Task to carry out: Scan the material for the word "source", and copy each line where it shows up.

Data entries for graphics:
begin
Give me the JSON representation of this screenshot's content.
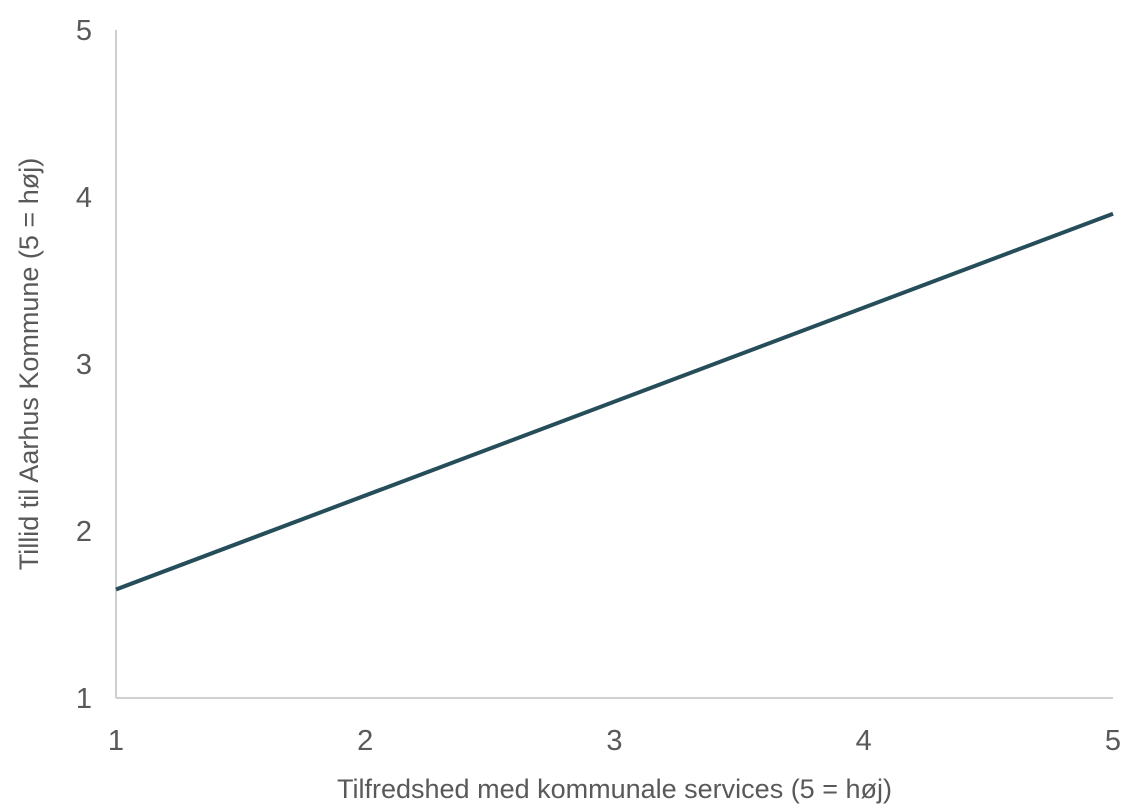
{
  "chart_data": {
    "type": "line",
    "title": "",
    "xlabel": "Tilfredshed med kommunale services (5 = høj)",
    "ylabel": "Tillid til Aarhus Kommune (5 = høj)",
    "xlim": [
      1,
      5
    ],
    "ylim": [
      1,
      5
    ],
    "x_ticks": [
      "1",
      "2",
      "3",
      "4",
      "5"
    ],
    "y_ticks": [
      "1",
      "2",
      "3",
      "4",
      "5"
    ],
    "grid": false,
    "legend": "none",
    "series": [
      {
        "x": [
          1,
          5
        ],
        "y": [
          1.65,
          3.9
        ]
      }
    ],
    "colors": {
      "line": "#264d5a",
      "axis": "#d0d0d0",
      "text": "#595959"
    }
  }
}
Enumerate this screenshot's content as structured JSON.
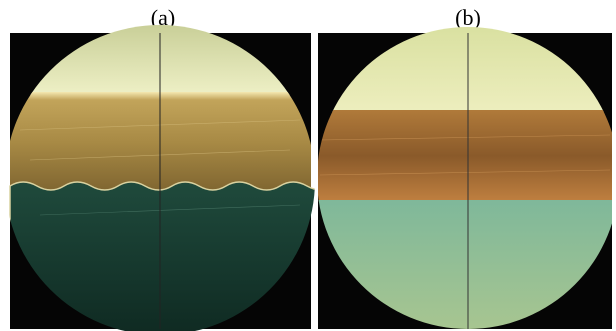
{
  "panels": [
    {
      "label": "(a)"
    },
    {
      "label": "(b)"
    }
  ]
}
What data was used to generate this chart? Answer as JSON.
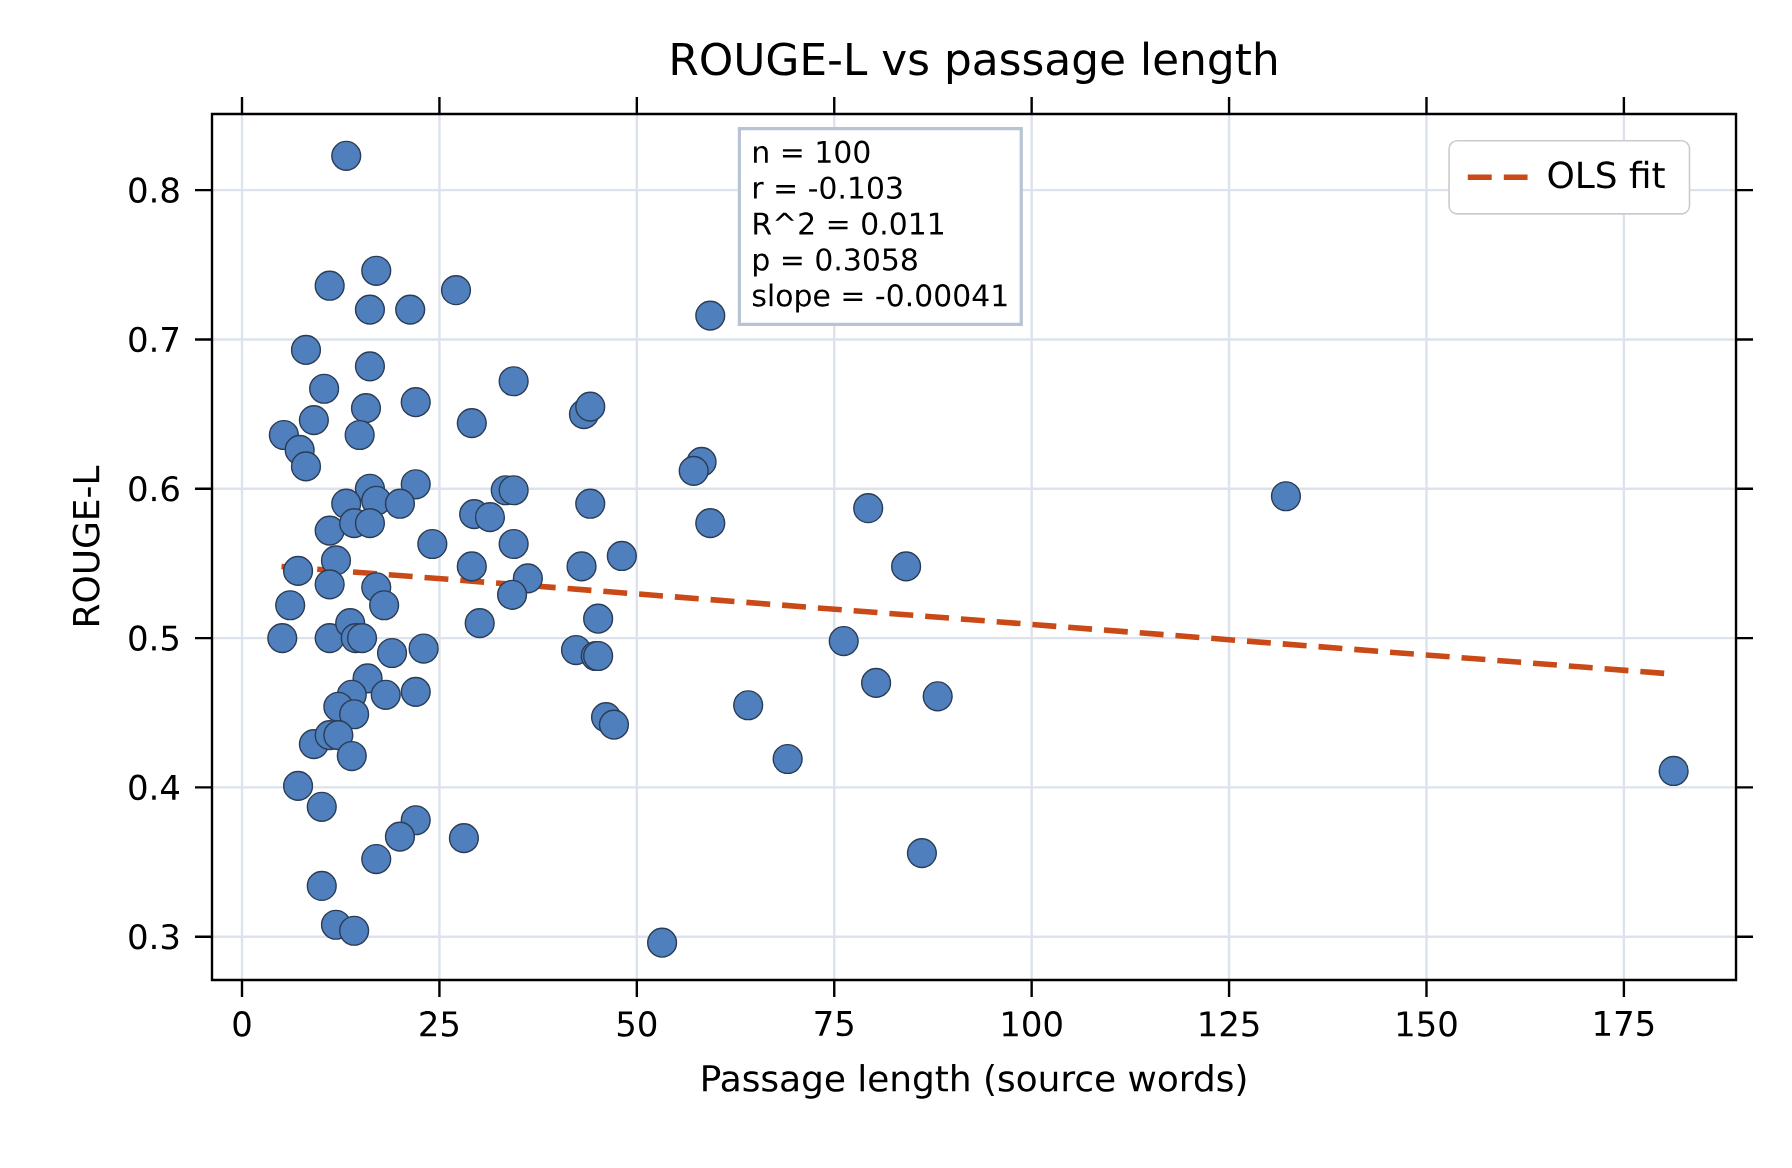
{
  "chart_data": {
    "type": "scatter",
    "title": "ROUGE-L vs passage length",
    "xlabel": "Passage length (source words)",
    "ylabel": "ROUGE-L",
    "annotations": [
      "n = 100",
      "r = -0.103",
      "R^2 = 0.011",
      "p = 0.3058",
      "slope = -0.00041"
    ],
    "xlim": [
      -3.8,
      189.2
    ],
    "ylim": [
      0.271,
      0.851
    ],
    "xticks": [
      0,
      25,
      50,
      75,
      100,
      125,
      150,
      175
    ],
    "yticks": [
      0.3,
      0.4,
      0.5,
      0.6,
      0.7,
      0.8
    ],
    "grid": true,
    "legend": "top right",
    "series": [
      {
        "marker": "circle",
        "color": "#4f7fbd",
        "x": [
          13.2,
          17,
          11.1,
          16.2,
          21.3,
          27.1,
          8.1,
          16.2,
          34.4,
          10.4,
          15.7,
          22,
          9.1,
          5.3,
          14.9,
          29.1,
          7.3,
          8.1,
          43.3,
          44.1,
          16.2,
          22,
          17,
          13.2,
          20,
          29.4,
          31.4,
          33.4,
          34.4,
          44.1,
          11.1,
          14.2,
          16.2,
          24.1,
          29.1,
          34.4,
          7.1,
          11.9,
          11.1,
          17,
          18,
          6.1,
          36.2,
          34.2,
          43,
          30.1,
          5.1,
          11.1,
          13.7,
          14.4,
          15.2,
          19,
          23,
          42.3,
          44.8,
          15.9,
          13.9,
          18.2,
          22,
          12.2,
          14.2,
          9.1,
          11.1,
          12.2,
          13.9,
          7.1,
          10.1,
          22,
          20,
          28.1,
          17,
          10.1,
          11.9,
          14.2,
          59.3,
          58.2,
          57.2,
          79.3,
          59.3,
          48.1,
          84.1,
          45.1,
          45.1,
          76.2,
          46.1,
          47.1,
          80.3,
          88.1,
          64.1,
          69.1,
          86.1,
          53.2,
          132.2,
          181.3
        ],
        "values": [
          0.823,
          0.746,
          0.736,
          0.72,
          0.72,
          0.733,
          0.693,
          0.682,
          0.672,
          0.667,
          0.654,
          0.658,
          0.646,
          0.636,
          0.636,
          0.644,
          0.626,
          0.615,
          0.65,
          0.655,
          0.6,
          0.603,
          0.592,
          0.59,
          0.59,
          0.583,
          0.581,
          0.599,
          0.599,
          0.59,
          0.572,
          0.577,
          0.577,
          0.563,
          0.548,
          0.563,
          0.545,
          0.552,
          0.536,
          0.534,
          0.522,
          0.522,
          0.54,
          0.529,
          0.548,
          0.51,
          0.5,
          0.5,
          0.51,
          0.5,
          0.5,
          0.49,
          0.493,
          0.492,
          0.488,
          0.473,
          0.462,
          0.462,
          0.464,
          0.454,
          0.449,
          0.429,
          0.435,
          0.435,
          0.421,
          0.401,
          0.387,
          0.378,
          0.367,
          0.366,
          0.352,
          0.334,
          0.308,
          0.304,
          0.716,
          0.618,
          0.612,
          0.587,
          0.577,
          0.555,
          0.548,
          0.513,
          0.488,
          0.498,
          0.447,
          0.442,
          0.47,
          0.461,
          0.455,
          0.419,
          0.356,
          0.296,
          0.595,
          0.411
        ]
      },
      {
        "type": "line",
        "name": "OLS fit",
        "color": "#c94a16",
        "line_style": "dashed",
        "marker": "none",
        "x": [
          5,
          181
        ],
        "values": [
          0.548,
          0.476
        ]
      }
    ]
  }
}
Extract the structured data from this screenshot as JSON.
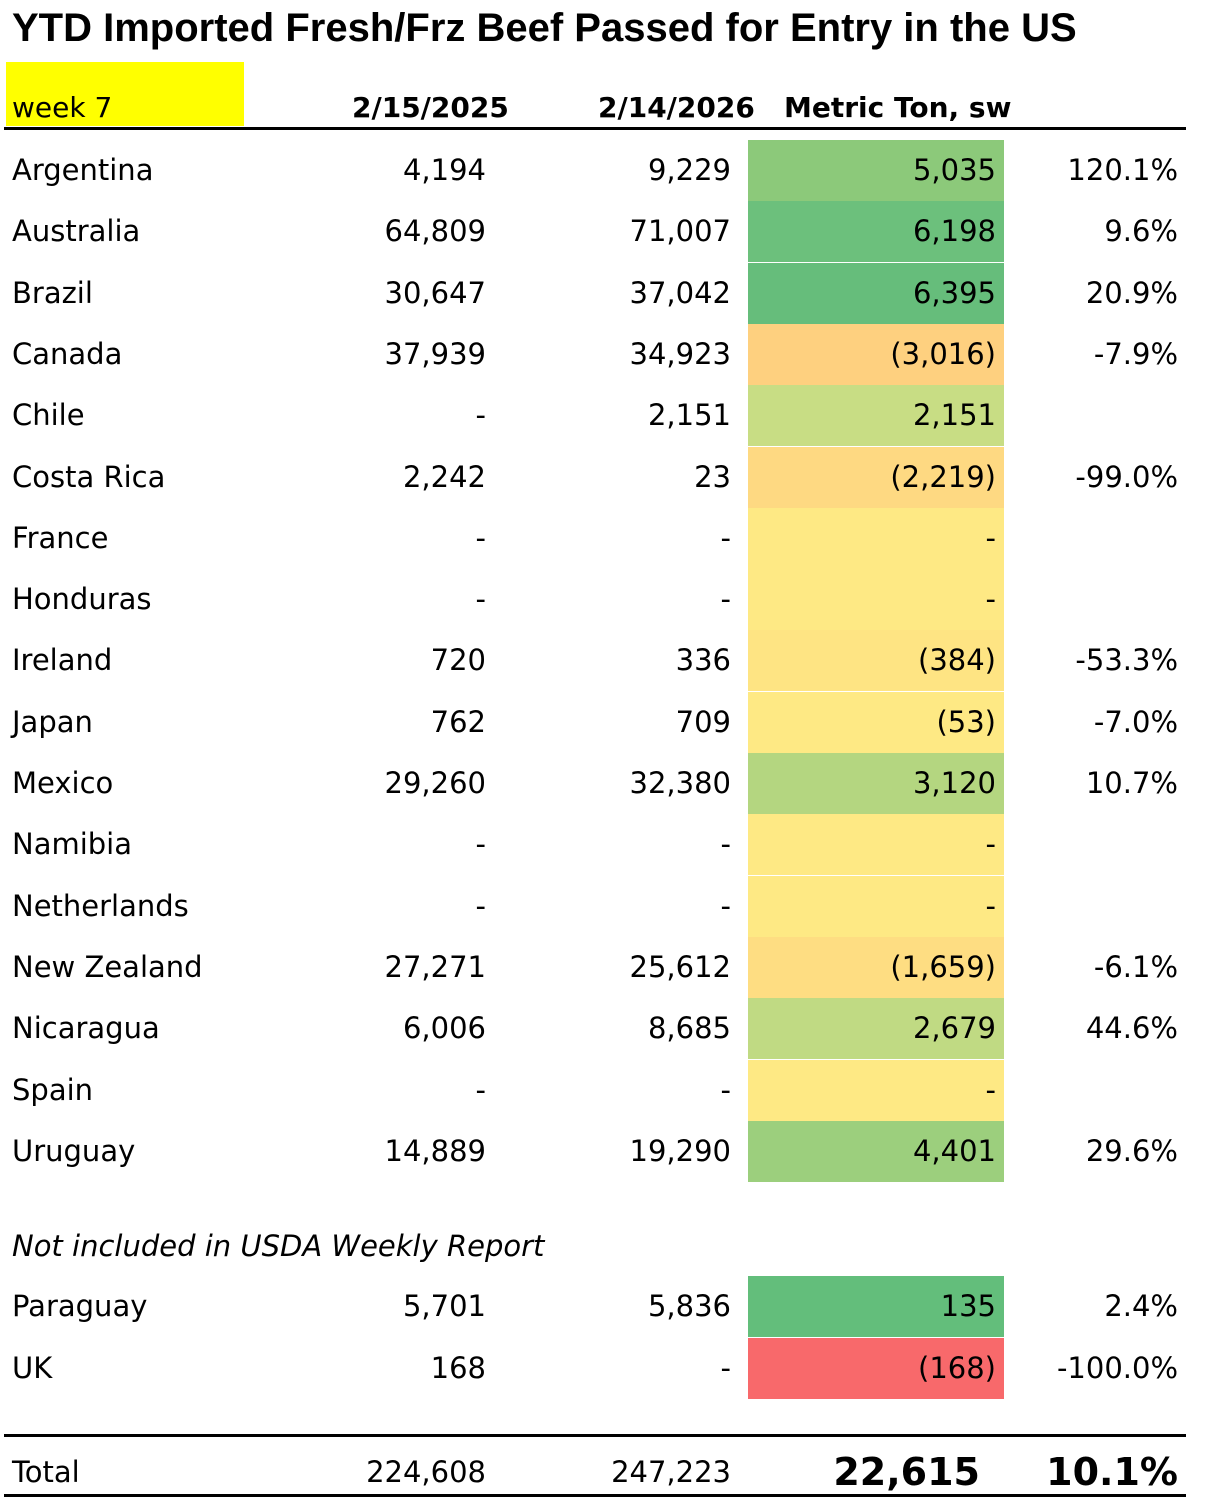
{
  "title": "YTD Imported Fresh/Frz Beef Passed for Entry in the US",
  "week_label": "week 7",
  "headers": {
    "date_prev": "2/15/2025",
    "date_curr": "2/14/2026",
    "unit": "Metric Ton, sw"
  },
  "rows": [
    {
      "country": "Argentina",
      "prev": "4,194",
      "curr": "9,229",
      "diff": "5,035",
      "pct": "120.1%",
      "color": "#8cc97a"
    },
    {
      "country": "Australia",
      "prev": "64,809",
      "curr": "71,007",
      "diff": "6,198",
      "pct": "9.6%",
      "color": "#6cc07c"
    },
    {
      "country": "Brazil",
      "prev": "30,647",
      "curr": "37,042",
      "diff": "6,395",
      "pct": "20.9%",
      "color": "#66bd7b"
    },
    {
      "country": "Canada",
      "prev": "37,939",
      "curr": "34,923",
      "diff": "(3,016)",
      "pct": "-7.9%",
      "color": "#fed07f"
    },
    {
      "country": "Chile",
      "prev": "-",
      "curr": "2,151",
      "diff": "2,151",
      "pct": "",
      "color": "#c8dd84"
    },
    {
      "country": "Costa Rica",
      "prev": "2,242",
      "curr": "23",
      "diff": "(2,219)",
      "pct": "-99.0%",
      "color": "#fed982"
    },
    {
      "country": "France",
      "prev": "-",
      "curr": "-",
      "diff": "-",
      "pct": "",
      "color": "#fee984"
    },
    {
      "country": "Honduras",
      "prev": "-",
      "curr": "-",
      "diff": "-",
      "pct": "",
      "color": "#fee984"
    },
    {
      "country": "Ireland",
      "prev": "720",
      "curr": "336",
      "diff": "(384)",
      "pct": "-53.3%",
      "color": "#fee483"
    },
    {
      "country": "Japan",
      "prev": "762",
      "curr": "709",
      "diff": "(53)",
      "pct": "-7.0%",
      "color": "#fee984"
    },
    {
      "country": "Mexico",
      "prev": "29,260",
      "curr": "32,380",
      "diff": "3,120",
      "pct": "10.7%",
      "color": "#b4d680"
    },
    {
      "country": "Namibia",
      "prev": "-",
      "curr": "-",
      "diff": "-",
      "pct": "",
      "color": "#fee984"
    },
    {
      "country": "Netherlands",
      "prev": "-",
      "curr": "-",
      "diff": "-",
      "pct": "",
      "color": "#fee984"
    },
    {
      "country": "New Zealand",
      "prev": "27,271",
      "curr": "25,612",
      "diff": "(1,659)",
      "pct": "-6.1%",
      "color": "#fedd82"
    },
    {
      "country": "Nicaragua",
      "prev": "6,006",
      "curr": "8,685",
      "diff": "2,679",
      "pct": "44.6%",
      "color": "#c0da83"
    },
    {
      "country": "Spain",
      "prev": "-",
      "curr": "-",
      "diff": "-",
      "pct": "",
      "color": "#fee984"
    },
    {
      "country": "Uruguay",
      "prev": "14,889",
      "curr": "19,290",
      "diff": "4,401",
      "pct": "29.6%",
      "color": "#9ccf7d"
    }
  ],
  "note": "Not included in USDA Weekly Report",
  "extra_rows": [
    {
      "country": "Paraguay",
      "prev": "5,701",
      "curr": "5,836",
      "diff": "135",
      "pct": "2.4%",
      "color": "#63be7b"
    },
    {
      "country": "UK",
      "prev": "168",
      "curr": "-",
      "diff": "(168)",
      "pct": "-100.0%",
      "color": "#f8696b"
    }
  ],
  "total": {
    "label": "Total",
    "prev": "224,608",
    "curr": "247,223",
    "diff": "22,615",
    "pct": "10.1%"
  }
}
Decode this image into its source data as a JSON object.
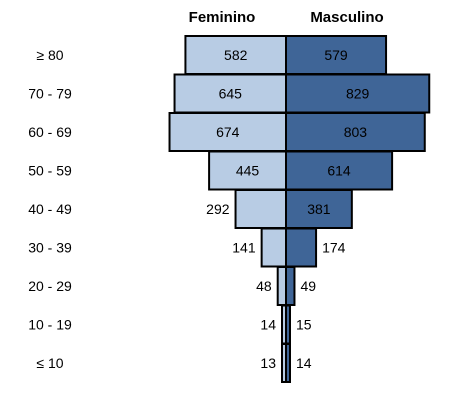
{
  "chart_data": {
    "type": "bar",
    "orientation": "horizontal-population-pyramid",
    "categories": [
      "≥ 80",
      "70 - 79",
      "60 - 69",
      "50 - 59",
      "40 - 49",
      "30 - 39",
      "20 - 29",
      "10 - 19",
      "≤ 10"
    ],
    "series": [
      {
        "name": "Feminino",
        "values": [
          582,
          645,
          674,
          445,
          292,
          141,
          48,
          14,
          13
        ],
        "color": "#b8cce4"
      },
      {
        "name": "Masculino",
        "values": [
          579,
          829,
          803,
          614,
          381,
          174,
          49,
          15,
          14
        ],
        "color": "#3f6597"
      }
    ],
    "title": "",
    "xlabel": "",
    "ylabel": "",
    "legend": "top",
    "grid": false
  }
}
end
Result of the task:
    "xlabel": "Passage length (source words)",
Decode this image into its source data as a JSON object.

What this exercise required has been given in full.